**Exercise description**
Print the entries below in their entirety, exactly as they are written.

::: Entries shown

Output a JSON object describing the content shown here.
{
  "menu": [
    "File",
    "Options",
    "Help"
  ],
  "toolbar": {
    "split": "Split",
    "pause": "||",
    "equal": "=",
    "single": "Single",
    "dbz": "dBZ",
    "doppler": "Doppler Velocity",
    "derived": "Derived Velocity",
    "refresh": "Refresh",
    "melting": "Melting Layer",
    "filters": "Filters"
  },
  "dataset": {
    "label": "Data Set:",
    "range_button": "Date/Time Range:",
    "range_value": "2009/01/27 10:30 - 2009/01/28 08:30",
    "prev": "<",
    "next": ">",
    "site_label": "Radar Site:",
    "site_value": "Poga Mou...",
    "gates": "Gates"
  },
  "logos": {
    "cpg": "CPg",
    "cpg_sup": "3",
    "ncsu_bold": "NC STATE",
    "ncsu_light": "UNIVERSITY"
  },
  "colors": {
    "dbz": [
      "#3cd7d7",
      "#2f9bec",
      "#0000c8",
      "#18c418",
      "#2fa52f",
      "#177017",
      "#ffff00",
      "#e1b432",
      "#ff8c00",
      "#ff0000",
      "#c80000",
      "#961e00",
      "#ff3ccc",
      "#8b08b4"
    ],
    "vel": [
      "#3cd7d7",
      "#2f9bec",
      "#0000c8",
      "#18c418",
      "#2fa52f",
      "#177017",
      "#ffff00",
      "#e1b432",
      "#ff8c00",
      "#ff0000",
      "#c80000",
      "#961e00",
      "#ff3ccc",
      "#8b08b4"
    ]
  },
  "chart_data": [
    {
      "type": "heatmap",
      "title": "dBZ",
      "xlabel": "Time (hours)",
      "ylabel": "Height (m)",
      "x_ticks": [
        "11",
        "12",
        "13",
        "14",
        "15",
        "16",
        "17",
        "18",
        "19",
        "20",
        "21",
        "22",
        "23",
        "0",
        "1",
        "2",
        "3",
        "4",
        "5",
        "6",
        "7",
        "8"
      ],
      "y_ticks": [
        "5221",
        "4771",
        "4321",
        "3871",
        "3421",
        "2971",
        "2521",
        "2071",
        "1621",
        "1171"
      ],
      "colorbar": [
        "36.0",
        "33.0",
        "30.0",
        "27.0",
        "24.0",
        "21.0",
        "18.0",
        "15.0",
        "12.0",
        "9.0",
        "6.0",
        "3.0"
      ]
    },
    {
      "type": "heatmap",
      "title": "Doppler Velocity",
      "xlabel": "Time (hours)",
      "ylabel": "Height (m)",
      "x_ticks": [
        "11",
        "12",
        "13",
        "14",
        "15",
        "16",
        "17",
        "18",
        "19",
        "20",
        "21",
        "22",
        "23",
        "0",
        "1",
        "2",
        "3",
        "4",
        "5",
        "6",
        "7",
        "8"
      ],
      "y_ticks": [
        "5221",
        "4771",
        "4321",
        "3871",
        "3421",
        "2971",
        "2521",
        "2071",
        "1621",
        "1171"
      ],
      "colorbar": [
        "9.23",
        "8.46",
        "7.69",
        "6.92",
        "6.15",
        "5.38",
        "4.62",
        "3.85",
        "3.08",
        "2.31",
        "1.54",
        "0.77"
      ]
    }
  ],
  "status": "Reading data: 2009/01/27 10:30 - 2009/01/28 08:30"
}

::::::

**Correct response**
Output a JSON object describing the content shown here.
{
  "menu": [
    "File",
    "Options",
    "Help"
  ],
  "toolbar": {
    "split": "Split",
    "pause": "||",
    "equal": "=",
    "single": "Single",
    "dbz": "dBZ",
    "doppler": "Doppler Velocity",
    "derived": "Derived Velocity",
    "refresh": "Refresh",
    "melting": "Melting Layer",
    "filters": "Filters"
  },
  "dataset": {
    "label": "Data Set:",
    "range_button": "Date/Time Range:",
    "range_value": "2009/01/27 10:30 - 2009/01/28 08:30",
    "prev": "<",
    "next": ">",
    "site_label": "Radar Site:",
    "site_value": "Poga Mou...",
    "gates": "Gates"
  },
  "logos": {
    "cpg": "CPg",
    "cpg_sup": "3",
    "ncsu_bold": "NC STATE",
    "ncsu_light": "UNIVERSITY"
  },
  "colors": {
    "dbz": [
      "#3cd7d7",
      "#2f9bec",
      "#0000c8",
      "#18c418",
      "#2fa52f",
      "#177017",
      "#ffff00",
      "#e1b432",
      "#ff8c00",
      "#ff0000",
      "#c80000",
      "#961e00",
      "#ff3ccc",
      "#8b08b4"
    ],
    "vel": [
      "#3cd7d7",
      "#2f9bec",
      "#0000c8",
      "#18c418",
      "#2fa52f",
      "#177017",
      "#ffff00",
      "#e1b432",
      "#ff8c00",
      "#ff0000",
      "#c80000",
      "#961e00",
      "#ff3ccc",
      "#8b08b4"
    ]
  },
  "chart_data": [
    {
      "type": "heatmap",
      "title": "dBZ",
      "xlabel": "Time (hours)",
      "ylabel": "Height (m)",
      "x_ticks": [
        "11",
        "12",
        "13",
        "14",
        "15",
        "16",
        "17",
        "18",
        "19",
        "20",
        "21",
        "22",
        "23",
        "0",
        "1",
        "2",
        "3",
        "4",
        "5",
        "6",
        "7",
        "8"
      ],
      "y_ticks": [
        "5221",
        "4771",
        "4321",
        "3871",
        "3421",
        "2971",
        "2521",
        "2071",
        "1621",
        "1171"
      ],
      "colorbar": [
        "36.0",
        "33.0",
        "30.0",
        "27.0",
        "24.0",
        "21.0",
        "18.0",
        "15.0",
        "12.0",
        "9.0",
        "6.0",
        "3.0"
      ]
    },
    {
      "type": "heatmap",
      "title": "Doppler Velocity",
      "xlabel": "Time (hours)",
      "ylabel": "Height (m)",
      "x_ticks": [
        "11",
        "12",
        "13",
        "14",
        "15",
        "16",
        "17",
        "18",
        "19",
        "20",
        "21",
        "22",
        "23",
        "0",
        "1",
        "2",
        "3",
        "4",
        "5",
        "6",
        "7",
        "8"
      ],
      "y_ticks": [
        "5221",
        "4771",
        "4321",
        "3871",
        "3421",
        "2971",
        "2521",
        "2071",
        "1621",
        "1171"
      ],
      "colorbar": [
        "9.23",
        "8.46",
        "7.69",
        "6.92",
        "6.15",
        "5.38",
        "4.62",
        "3.85",
        "3.08",
        "2.31",
        "1.54",
        "0.77"
      ]
    }
  ],
  "status": "Reading data: 2009/01/27 10:30 - 2009/01/28 08:30"
}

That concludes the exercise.